Dataset excerpt:

***

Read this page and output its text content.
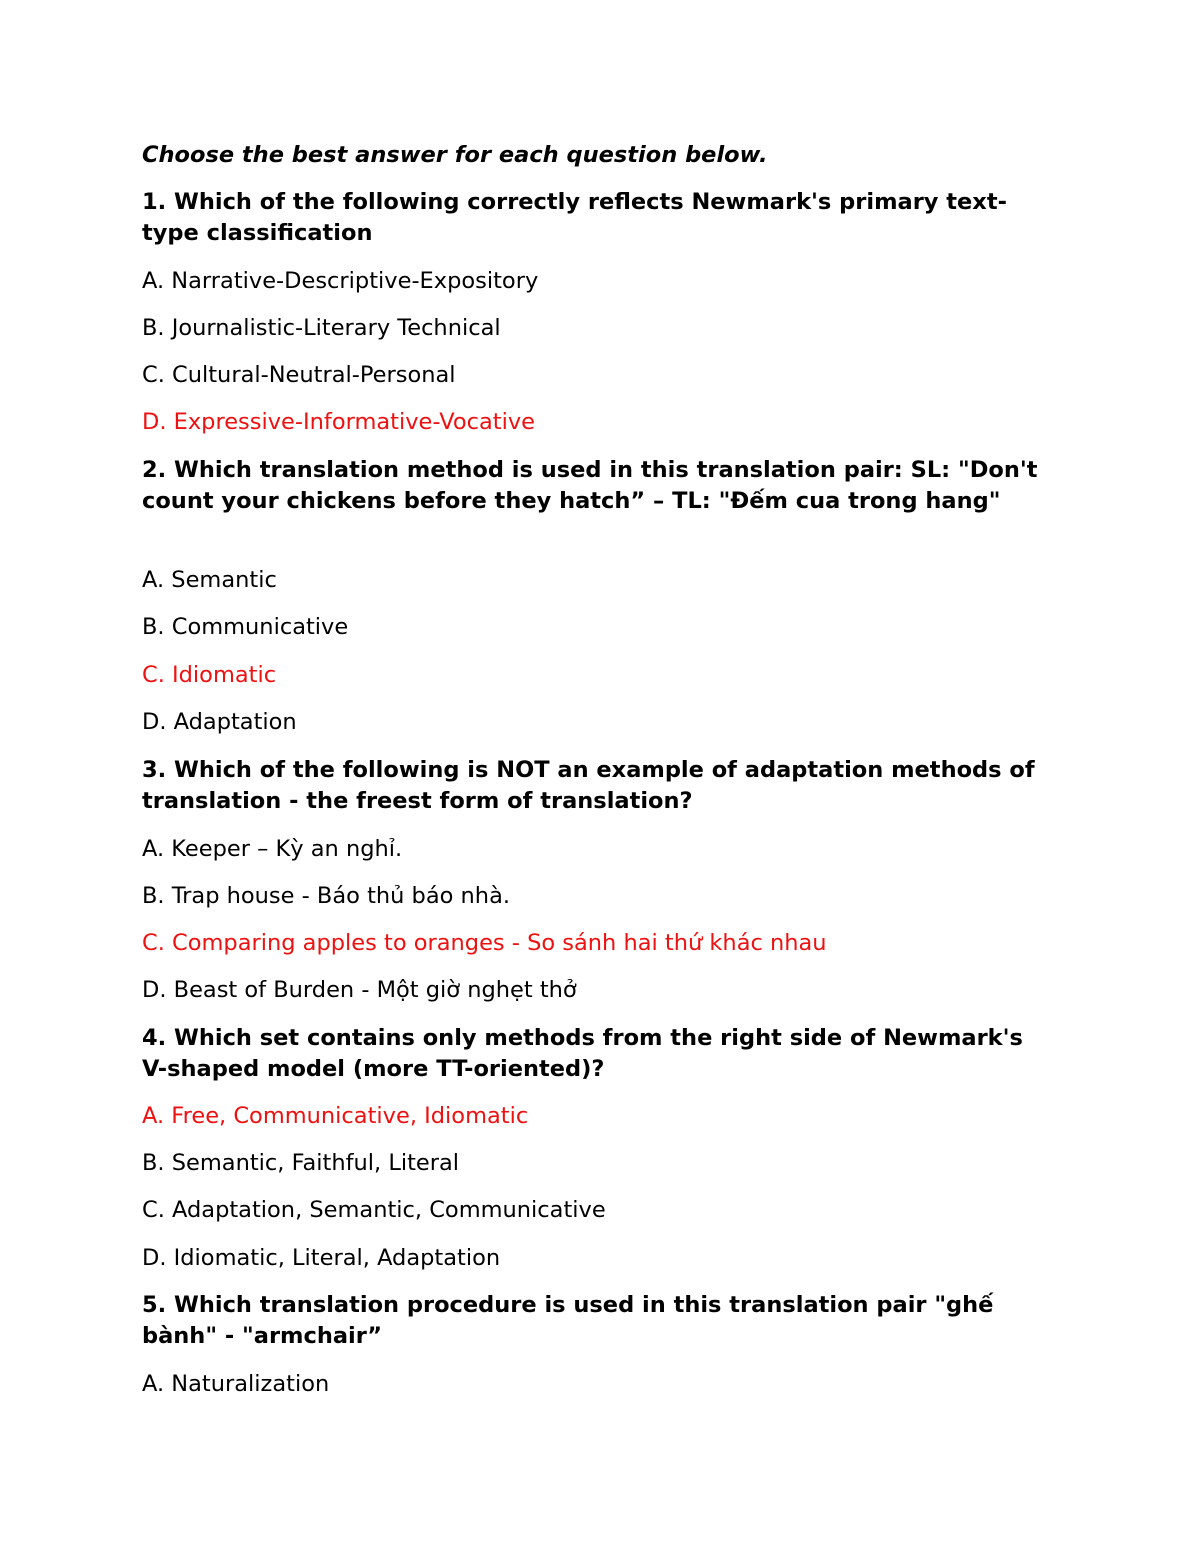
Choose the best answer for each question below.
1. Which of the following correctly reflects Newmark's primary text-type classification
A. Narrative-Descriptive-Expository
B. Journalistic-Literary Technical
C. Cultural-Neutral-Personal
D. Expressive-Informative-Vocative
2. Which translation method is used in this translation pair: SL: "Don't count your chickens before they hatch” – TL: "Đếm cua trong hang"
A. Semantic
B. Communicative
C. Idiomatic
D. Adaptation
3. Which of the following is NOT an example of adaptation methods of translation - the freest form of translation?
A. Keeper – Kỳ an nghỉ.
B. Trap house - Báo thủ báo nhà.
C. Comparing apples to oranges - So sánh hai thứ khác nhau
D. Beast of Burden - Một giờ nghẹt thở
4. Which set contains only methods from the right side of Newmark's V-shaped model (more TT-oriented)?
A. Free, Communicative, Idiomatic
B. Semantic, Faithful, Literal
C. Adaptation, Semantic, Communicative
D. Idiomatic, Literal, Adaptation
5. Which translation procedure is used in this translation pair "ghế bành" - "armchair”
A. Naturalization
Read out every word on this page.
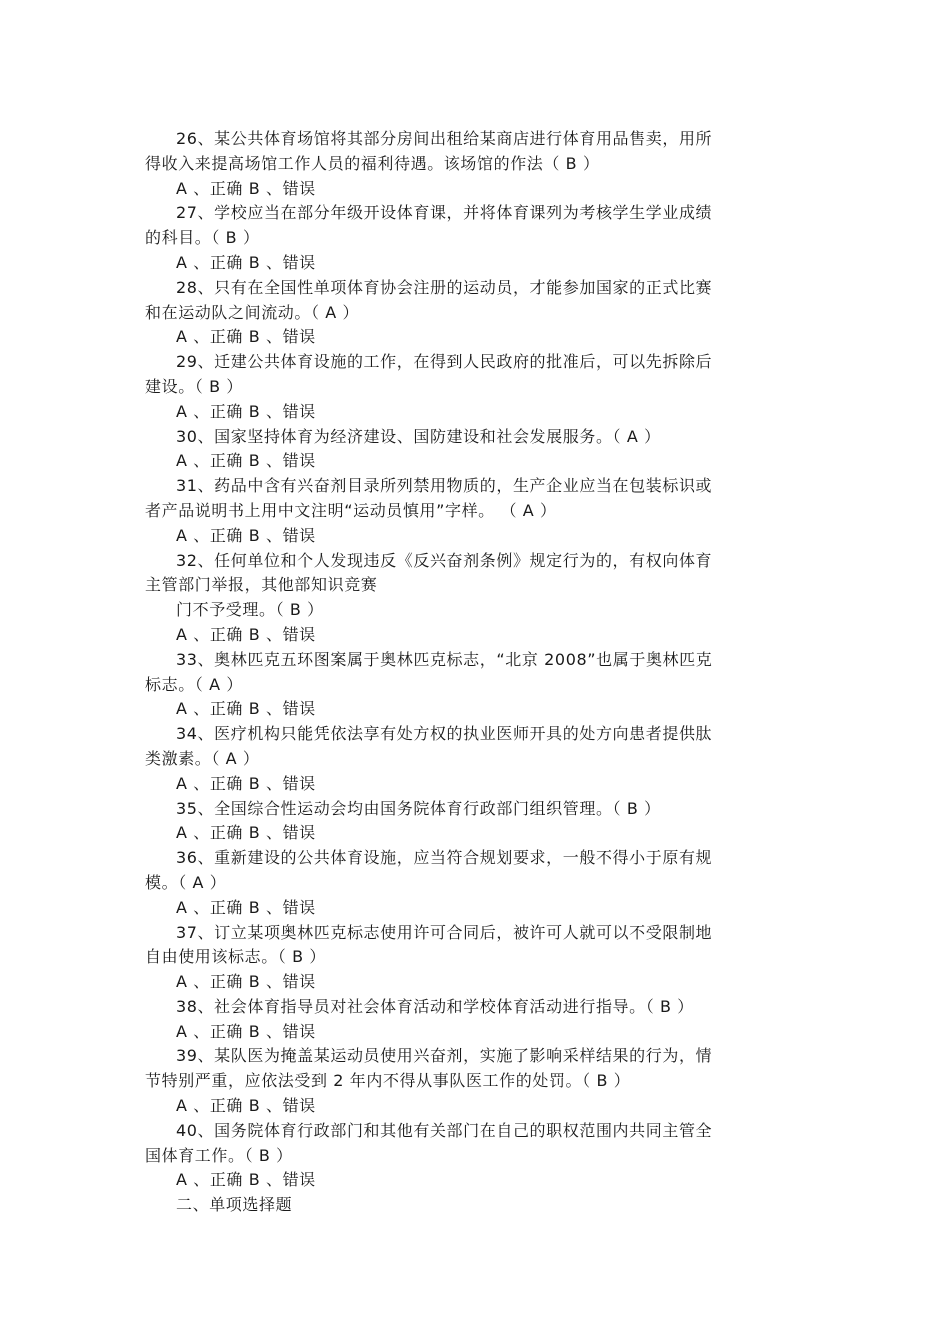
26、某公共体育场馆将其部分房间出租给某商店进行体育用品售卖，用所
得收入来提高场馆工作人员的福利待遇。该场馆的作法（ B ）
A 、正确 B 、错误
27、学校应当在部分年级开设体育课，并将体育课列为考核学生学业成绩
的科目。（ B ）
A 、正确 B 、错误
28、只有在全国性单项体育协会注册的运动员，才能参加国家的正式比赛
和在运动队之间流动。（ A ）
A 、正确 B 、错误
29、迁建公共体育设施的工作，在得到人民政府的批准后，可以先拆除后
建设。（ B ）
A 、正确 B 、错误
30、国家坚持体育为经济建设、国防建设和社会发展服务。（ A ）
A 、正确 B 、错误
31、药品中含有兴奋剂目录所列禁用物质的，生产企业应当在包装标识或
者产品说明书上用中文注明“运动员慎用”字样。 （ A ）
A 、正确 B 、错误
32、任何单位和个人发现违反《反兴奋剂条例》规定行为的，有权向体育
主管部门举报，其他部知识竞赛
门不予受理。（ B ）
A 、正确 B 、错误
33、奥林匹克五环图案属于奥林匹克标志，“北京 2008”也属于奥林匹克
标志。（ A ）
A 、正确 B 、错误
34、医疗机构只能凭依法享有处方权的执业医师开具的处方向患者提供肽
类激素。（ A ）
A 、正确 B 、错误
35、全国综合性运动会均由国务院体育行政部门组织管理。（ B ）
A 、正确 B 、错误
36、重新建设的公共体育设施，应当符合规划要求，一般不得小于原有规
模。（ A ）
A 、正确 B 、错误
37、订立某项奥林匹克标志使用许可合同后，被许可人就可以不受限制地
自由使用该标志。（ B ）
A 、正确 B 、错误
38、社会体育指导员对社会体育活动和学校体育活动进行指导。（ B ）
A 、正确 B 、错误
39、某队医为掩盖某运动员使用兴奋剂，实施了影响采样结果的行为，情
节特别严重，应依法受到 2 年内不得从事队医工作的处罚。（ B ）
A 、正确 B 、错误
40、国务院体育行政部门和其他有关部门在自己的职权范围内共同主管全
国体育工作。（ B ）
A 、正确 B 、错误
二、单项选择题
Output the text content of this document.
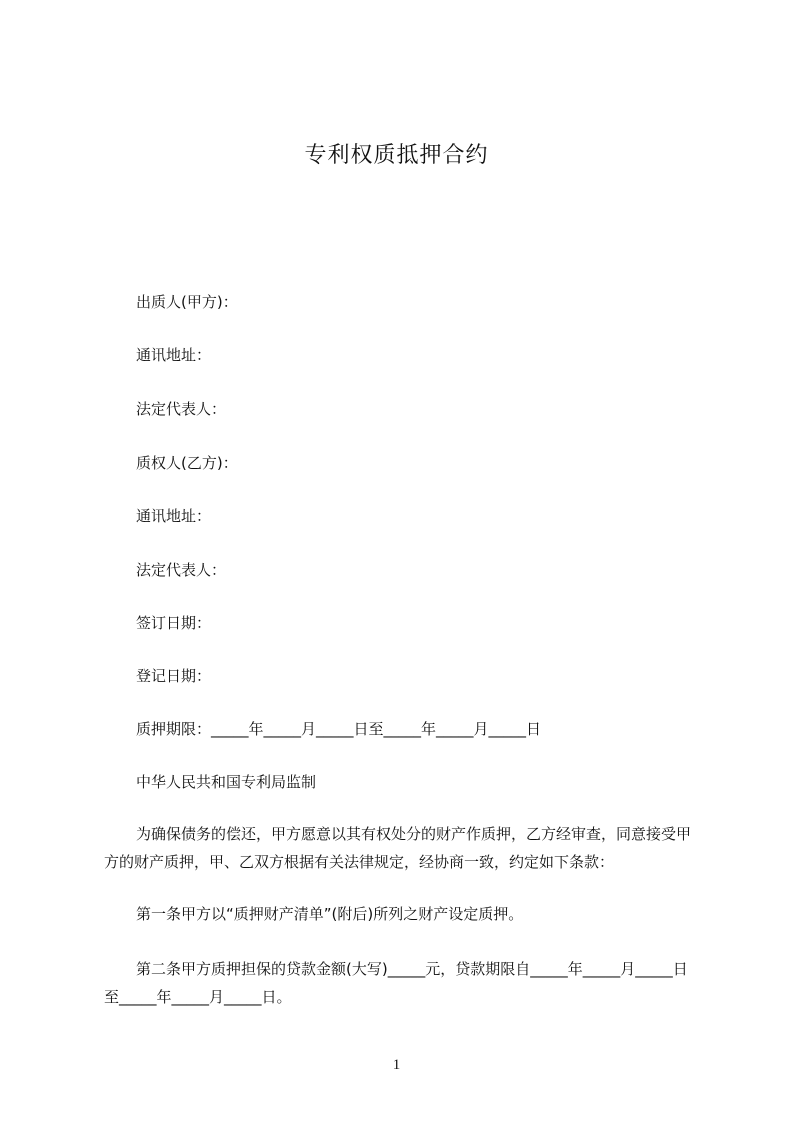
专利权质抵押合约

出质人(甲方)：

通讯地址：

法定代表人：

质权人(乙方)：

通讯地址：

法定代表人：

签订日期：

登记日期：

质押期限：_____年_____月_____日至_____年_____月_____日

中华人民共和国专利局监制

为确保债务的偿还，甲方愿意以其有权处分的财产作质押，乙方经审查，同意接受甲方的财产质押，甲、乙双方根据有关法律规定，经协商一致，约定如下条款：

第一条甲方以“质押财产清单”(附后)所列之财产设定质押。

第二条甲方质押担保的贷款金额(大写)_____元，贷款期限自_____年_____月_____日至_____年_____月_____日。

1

***

Stated task: Print all of the entries word for word. Omit the pictures they contain.

Response to this exercise:
Read this page and output its text content.
Choose the best answer for each question below.
1. Which of the following correctly reflects Newmark's primary text-type classification
A. Narrative-Descriptive-Expository
B. Journalistic-Literary Technical
C. Cultural-Neutral-Personal
D. Expressive-Informative-Vocative
2. Which translation method is used in this translation pair: SL: "Don't count your chickens before they hatch” – TL: "Đếm cua trong hang"
A. Semantic
B. Communicative
C. Idiomatic
D. Adaptation
3. Which of the following is NOT an example of adaptation methods of translation - the freest form of translation?
A. Keeper – Kỳ an nghỉ.
B. Trap house - Báo thủ báo nhà.
C. Comparing apples to oranges - So sánh hai thứ khác nhau
D. Beast of Burden - Một giờ nghẹt thở
4. Which set contains only methods from the right side of Newmark's V-shaped model (more TT-oriented)?
A. Free, Communicative, Idiomatic
B. Semantic, Faithful, Literal
C. Adaptation, Semantic, Communicative
D. Idiomatic, Literal, Adaptation
5. Which translation procedure is used in this translation pair "ghế bành" - "armchair”
A. Naturalization
Read out every word on this page.
26、某公共体育场馆将其部分房间出租给某商店进行体育用品售卖，用所
得收入来提高场馆工作人员的福利待遇。该场馆的作法（ B ）
A 、正确 B 、错误
27、学校应当在部分年级开设体育课，并将体育课列为考核学生学业成绩
的科目。（ B ）
A 、正确 B 、错误
28、只有在全国性单项体育协会注册的运动员，才能参加国家的正式比赛
和在运动队之间流动。（ A ）
A 、正确 B 、错误
29、迁建公共体育设施的工作，在得到人民政府的批准后，可以先拆除后
建设。（ B ）
A 、正确 B 、错误
30、国家坚持体育为经济建设、国防建设和社会发展服务。（ A ）
A 、正确 B 、错误
31、药品中含有兴奋剂目录所列禁用物质的，生产企业应当在包装标识或
者产品说明书上用中文注明“运动员慎用”字样。 （ A ）
A 、正确 B 、错误
32、任何单位和个人发现违反《反兴奋剂条例》规定行为的，有权向体育
主管部门举报，其他部知识竞赛
门不予受理。（ B ）
A 、正确 B 、错误
33、奥林匹克五环图案属于奥林匹克标志，“北京 2008”也属于奥林匹克
标志。（ A ）
A 、正确 B 、错误
34、医疗机构只能凭依法享有处方权的执业医师开具的处方向患者提供肽
类激素。（ A ）
A 、正确 B 、错误
35、全国综合性运动会均由国务院体育行政部门组织管理。（ B ）
A 、正确 B 、错误
36、重新建设的公共体育设施，应当符合规划要求，一般不得小于原有规
模。（ A ）
A 、正确 B 、错误
37、订立某项奥林匹克标志使用许可合同后，被许可人就可以不受限制地
自由使用该标志。（ B ）
A 、正确 B 、错误
38、社会体育指导员对社会体育活动和学校体育活动进行指导。（ B ）
A 、正确 B 、错误
39、某队医为掩盖某运动员使用兴奋剂，实施了影响采样结果的行为，情
节特别严重，应依法受到 2 年内不得从事队医工作的处罚。（ B ）
A 、正确 B 、错误
40、国务院体育行政部门和其他有关部门在自己的职权范围内共同主管全
国体育工作。（ B ）
A 、正确 B 、错误
二、单项选择题
Output the text content of this document.
专利权质抵押合约

出质人(甲方)：

通讯地址：

法定代表人：

质权人(乙方)：

通讯地址：

法定代表人：

签订日期：

登记日期：

质押期限：_____年_____月_____日至_____年_____月_____日

中华人民共和国专利局监制

为确保债务的偿还，甲方愿意以其有权处分的财产作质押，乙方经审查，同意接受甲方的财产质押，甲、乙双方根据有关法律规定，经协商一致，约定如下条款：

第一条甲方以“质押财产清单”(附后)所列之财产设定质押。

第二条甲方质押担保的贷款金额(大写)_____元，贷款期限自_____年_____月_____日至_____年_____月_____日。

1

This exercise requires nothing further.